Set down the records again, keeping each line exactly as it is.

Figure content listings:
══════════

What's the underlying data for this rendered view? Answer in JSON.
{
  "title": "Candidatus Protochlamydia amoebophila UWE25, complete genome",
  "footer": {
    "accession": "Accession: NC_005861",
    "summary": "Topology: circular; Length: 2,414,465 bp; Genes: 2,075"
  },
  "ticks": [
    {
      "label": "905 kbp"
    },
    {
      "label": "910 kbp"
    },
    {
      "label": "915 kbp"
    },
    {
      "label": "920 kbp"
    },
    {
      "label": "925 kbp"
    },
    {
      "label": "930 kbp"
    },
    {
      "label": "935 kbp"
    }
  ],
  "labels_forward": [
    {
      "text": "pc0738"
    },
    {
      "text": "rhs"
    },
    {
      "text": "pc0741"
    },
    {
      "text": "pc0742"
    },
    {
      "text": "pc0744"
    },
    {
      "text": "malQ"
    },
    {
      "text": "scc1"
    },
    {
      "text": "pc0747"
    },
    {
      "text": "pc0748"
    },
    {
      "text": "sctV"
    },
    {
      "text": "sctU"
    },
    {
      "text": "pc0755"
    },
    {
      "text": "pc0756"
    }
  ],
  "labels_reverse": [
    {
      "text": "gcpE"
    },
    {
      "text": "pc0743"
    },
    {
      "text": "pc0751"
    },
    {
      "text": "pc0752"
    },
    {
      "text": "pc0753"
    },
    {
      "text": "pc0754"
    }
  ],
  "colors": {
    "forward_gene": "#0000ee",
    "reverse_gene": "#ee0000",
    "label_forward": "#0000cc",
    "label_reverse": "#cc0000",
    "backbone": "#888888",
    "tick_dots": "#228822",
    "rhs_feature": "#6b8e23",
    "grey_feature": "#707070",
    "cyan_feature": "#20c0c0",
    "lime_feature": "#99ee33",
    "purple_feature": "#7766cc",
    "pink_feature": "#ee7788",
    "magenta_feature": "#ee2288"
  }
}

══════════

* Solution
What's the underlying data for this rendered view? Answer in JSON.
{
  "title": "Candidatus Protochlamydia amoebophila UWE25, complete genome",
  "footer": {
    "accession": "Accession: NC_005861",
    "summary": "Topology: circular; Length: 2,414,465 bp; Genes: 2,075"
  },
  "ticks": [
    {
      "label": "905 kbp"
    },
    {
      "label": "910 kbp"
    },
    {
      "label": "915 kbp"
    },
    {
      "label": "920 kbp"
    },
    {
      "label": "925 kbp"
    },
    {
      "label": "930 kbp"
    },
    {
      "label": "935 kbp"
    }
  ],
  "labels_forward": [
    {
      "text": "pc0738"
    },
    {
      "text": "rhs"
    },
    {
      "text": "pc0741"
    },
    {
      "text": "pc0742"
    },
    {
      "text": "pc0744"
    },
    {
      "text": "malQ"
    },
    {
      "text": "scc1"
    },
    {
      "text": "pc0747"
    },
    {
      "text": "pc0748"
    },
    {
      "text": "sctV"
    },
    {
      "text": "sctU"
    },
    {
      "text": "pc0755"
    },
    {
      "text": "pc0756"
    }
  ],
  "labels_reverse": [
    {
      "text": "gcpE"
    },
    {
      "text": "pc0743"
    },
    {
      "text": "pc0751"
    },
    {
      "text": "pc0752"
    },
    {
      "text": "pc0753"
    },
    {
      "text": "pc0754"
    }
  ],
  "colors": {
    "forward_gene": "#0000ee",
    "reverse_gene": "#ee0000",
    "label_forward": "#0000cc",
    "label_reverse": "#cc0000",
    "backbone": "#888888",
    "tick_dots": "#228822",
    "rhs_feature": "#6b8e23",
    "grey_feature": "#707070",
    "cyan_feature": "#20c0c0",
    "lime_feature": "#99ee33",
    "purple_feature": "#7766cc",
    "pink_feature": "#ee7788",
    "magenta_feature": "#ee2288"
  }
}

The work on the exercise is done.